Check every line for the word "instructions" and give the number of lines where it occurs, nothing else.

### [EXERCISE INPUTS]
+-------+

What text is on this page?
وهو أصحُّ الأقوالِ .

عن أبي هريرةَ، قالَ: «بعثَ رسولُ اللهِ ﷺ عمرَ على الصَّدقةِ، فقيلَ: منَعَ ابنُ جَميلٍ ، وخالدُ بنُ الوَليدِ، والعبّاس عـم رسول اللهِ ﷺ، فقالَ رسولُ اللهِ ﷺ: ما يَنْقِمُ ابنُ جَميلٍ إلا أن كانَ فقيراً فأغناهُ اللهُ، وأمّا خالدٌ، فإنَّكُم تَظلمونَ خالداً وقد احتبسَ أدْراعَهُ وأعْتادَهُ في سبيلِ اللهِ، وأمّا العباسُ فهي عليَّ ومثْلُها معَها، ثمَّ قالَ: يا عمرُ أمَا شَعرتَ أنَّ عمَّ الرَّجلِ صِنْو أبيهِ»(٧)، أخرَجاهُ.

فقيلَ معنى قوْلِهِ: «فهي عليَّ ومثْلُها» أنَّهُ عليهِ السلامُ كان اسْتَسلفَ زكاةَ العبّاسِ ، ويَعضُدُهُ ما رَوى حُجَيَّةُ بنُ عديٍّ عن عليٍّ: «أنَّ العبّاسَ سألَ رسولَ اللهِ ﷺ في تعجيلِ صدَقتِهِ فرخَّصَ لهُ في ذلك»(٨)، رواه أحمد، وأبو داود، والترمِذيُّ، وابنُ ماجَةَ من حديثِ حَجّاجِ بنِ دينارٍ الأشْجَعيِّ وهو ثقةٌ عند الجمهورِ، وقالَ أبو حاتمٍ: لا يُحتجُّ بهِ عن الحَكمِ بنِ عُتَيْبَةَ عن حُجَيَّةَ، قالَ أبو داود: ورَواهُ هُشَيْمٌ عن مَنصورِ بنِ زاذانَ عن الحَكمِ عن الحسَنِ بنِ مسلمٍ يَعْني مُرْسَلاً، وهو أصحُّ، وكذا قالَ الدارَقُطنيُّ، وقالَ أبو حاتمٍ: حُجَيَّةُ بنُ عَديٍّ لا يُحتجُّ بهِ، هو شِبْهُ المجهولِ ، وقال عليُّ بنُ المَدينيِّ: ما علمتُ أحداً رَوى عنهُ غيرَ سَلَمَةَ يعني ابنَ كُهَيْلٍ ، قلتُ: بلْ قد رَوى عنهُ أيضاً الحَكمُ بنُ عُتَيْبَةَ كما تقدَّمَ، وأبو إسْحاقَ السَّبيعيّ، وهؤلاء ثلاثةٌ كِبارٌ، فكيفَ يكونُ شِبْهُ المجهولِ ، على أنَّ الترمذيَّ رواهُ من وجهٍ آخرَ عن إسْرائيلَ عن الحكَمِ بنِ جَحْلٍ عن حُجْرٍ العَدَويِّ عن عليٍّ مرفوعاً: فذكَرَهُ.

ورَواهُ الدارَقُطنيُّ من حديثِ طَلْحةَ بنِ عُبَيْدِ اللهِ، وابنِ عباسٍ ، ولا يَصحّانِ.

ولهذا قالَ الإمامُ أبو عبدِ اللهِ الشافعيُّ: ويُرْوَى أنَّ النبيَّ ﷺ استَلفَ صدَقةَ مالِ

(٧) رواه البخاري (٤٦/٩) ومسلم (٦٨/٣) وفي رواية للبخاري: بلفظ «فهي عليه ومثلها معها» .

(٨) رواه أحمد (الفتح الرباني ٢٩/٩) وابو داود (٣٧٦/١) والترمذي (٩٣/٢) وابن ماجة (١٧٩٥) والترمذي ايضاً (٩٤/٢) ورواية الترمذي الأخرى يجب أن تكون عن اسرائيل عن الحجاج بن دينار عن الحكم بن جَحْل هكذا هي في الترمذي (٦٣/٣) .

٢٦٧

+-------+

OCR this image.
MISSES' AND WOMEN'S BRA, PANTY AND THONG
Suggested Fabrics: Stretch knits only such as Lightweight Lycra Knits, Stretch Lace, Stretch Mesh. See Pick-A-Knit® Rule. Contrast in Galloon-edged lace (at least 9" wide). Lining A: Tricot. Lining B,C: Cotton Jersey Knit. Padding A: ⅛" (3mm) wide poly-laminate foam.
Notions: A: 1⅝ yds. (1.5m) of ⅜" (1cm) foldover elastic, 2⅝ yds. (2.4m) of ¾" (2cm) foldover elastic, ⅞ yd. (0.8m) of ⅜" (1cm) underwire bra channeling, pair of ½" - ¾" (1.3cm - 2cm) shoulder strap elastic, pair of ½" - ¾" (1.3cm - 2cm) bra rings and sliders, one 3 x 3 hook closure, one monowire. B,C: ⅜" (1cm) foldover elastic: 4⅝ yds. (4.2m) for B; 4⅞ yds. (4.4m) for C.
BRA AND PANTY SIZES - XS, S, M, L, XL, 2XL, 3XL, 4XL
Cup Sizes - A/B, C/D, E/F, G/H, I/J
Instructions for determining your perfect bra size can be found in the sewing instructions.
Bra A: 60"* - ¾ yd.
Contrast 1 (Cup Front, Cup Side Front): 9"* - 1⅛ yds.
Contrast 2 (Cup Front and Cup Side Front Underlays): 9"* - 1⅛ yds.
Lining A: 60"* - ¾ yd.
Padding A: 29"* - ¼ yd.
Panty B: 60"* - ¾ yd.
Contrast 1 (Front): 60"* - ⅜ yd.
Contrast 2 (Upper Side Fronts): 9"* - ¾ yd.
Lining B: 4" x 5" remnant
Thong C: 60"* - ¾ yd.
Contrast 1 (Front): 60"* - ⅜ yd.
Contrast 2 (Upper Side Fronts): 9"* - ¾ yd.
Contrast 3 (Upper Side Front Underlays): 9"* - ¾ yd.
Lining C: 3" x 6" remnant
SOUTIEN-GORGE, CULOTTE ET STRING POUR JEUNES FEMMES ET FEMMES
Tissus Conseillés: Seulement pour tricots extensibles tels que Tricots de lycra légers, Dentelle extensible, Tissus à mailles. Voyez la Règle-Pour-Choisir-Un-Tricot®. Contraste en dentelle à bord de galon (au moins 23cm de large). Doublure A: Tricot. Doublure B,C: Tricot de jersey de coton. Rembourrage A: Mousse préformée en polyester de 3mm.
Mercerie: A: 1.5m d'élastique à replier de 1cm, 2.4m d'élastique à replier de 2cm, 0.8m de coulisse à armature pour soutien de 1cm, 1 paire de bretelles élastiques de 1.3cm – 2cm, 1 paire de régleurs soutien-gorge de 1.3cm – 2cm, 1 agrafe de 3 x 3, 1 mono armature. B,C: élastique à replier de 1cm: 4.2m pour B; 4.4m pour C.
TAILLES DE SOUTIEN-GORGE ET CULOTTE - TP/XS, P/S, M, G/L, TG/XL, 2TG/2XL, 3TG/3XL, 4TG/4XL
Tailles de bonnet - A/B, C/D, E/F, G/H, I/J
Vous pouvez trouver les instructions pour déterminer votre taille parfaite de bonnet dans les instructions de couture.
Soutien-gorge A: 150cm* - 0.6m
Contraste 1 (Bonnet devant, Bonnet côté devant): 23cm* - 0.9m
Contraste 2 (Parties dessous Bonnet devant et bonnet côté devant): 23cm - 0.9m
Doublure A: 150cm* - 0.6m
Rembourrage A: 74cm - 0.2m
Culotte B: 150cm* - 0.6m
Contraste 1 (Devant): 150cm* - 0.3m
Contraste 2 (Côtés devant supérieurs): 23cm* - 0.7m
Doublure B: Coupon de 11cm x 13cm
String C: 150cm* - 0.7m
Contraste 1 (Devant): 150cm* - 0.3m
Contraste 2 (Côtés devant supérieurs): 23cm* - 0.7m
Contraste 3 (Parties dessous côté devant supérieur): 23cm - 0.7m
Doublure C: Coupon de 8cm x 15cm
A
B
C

+-------+

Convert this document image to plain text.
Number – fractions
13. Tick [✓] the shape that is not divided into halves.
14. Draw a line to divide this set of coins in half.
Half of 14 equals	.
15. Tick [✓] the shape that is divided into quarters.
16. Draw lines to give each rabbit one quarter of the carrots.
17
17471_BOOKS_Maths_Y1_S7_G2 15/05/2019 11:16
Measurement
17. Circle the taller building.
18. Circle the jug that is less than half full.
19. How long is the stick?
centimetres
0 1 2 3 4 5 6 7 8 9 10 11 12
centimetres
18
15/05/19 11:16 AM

+-------+

### [SOLUTION FOR THIS PROBLEM]
2